WHAT IS NEEDED. From the line containing "Extract the structured" through the last line of the material, copy every line exactly, both ends inclusive; do not copy pictures.

Stored entries
START
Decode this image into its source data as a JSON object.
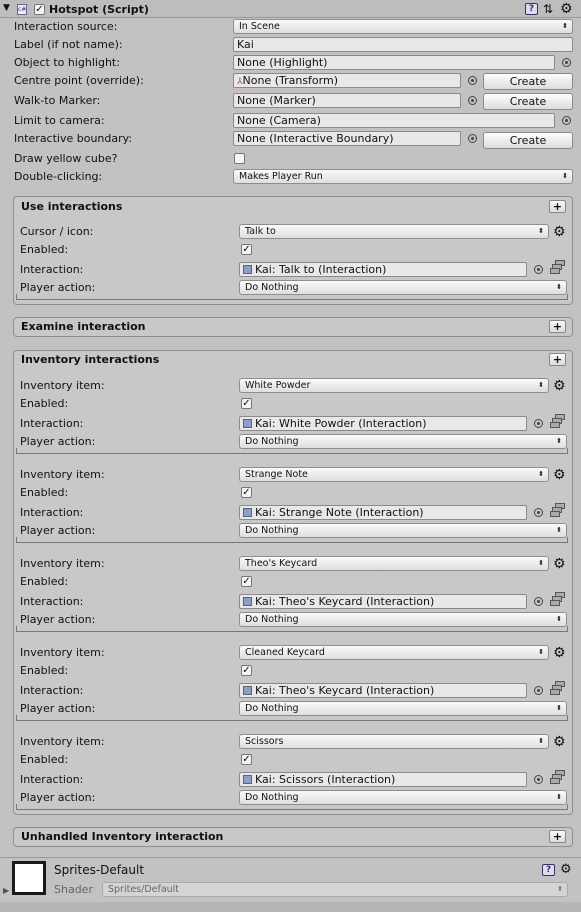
{
  "header": {
    "title": "Hotspot (Script)",
    "enabled": true
  },
  "main": {
    "interaction_source": {
      "label": "Interaction source:",
      "value": "In Scene"
    },
    "label_field": {
      "label": "Label (if not name):",
      "value": "Kai"
    },
    "object_highlight": {
      "label": "Object to highlight:",
      "value": "None (Highlight)"
    },
    "centre_point": {
      "label": "Centre point (override):",
      "value": "None (Transform)",
      "button": "Create"
    },
    "walk_to": {
      "label": "Walk-to Marker:",
      "value": "None (Marker)",
      "button": "Create"
    },
    "limit_camera": {
      "label": "Limit to camera:",
      "value": "None (Camera)"
    },
    "boundary": {
      "label": "Interactive boundary:",
      "value": "None (Interactive Boundary)",
      "button": "Create"
    },
    "yellow_cube": {
      "label": "Draw yellow cube?",
      "checked": false
    },
    "double_click": {
      "label": "Double-clicking:",
      "value": "Makes Player Run"
    }
  },
  "use_interactions": {
    "title": "Use interactions",
    "plus": "+",
    "cursor_label": "Cursor / icon:",
    "cursor_value": "Talk to",
    "enabled_label": "Enabled:",
    "enabled": true,
    "interaction_label": "Interaction:",
    "interaction_value": "Kai: Talk to (Interaction)",
    "player_action_label": "Player action:",
    "player_action_value": "Do Nothing"
  },
  "examine": {
    "title": "Examine interaction",
    "plus": "+"
  },
  "inventory": {
    "title": "Inventory interactions",
    "plus": "+",
    "item_label": "Inventory item:",
    "enabled_label": "Enabled:",
    "interaction_label": "Interaction:",
    "player_action_label": "Player action:",
    "items": [
      {
        "item": "White Powder",
        "enabled": true,
        "interaction": "Kai: White Powder (Interaction)",
        "player_action": "Do Nothing"
      },
      {
        "item": "Strange Note",
        "enabled": true,
        "interaction": "Kai: Strange Note (Interaction)",
        "player_action": "Do Nothing"
      },
      {
        "item": "Theo's Keycard",
        "enabled": true,
        "interaction": "Kai: Theo's Keycard (Interaction)",
        "player_action": "Do Nothing"
      },
      {
        "item": "Cleaned Keycard",
        "enabled": true,
        "interaction": "Kai: Theo's Keycard (Interaction)",
        "player_action": "Do Nothing"
      },
      {
        "item": "Scissors",
        "enabled": true,
        "interaction": "Kai: Scissors (Interaction)",
        "player_action": "Do Nothing"
      }
    ]
  },
  "unhandled": {
    "title": "Unhandled Inventory interaction",
    "plus": "+"
  },
  "material": {
    "name": "Sprites-Default",
    "shader_label": "Shader",
    "shader_value": "Sprites/Default"
  }
}
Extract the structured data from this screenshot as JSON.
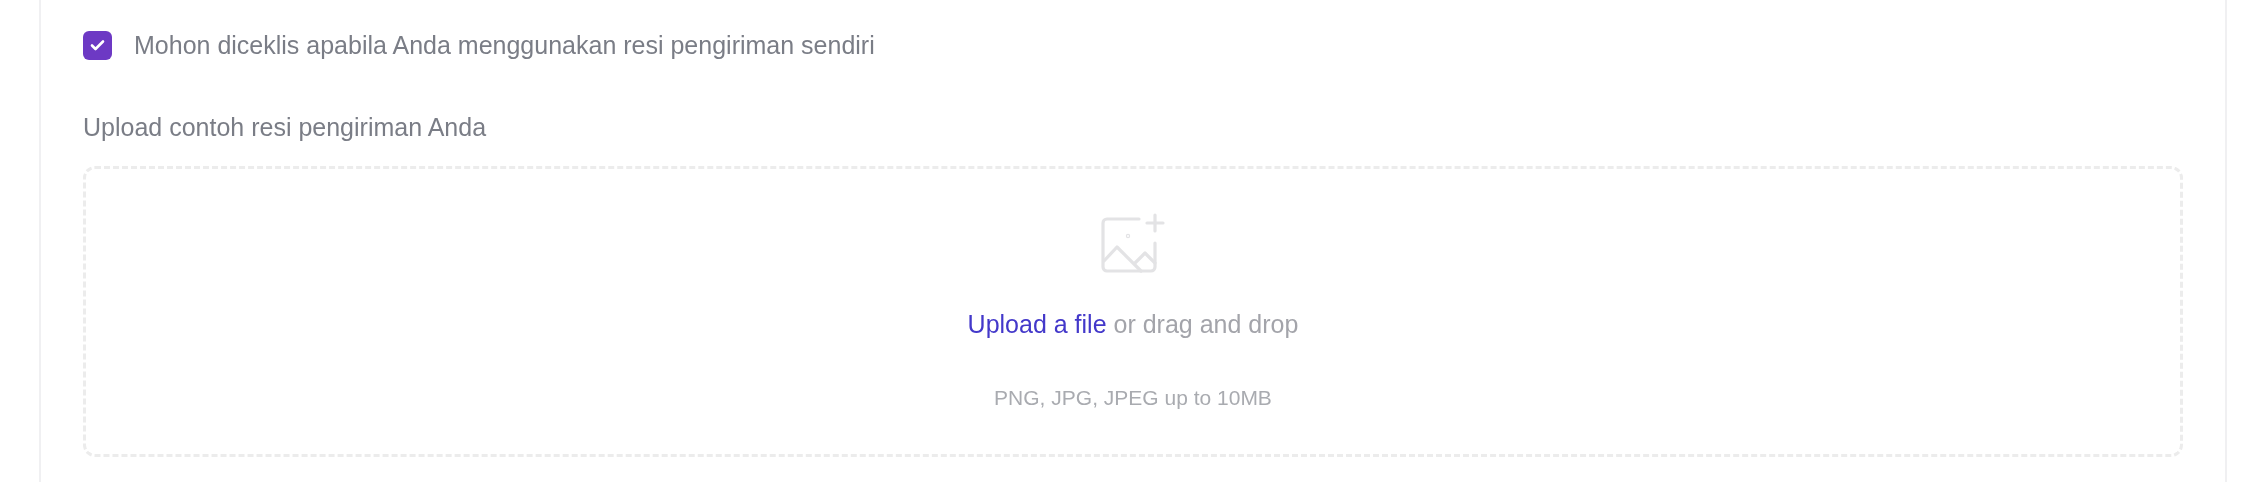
{
  "own_receipt": {
    "label": "Mohon diceklis apabila Anda menggunakan resi pengiriman sendiri",
    "checked": true
  },
  "upload": {
    "label": "Upload contoh resi pengiriman Anda",
    "link": "Upload a file",
    "text": "or drag and drop",
    "hint": "PNG, JPG, JPEG up to 10MB"
  }
}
END
ANSWER TO THIS EXERCISE.
Extract the structured data from this screenshot as JSON.
{
  "own_receipt": {
    "label": "Mohon diceklis apabila Anda menggunakan resi pengiriman sendiri",
    "checked": true
  },
  "upload": {
    "label": "Upload contoh resi pengiriman Anda",
    "link": "Upload a file",
    "text": "or drag and drop",
    "hint": "PNG, JPG, JPEG up to 10MB"
  }
}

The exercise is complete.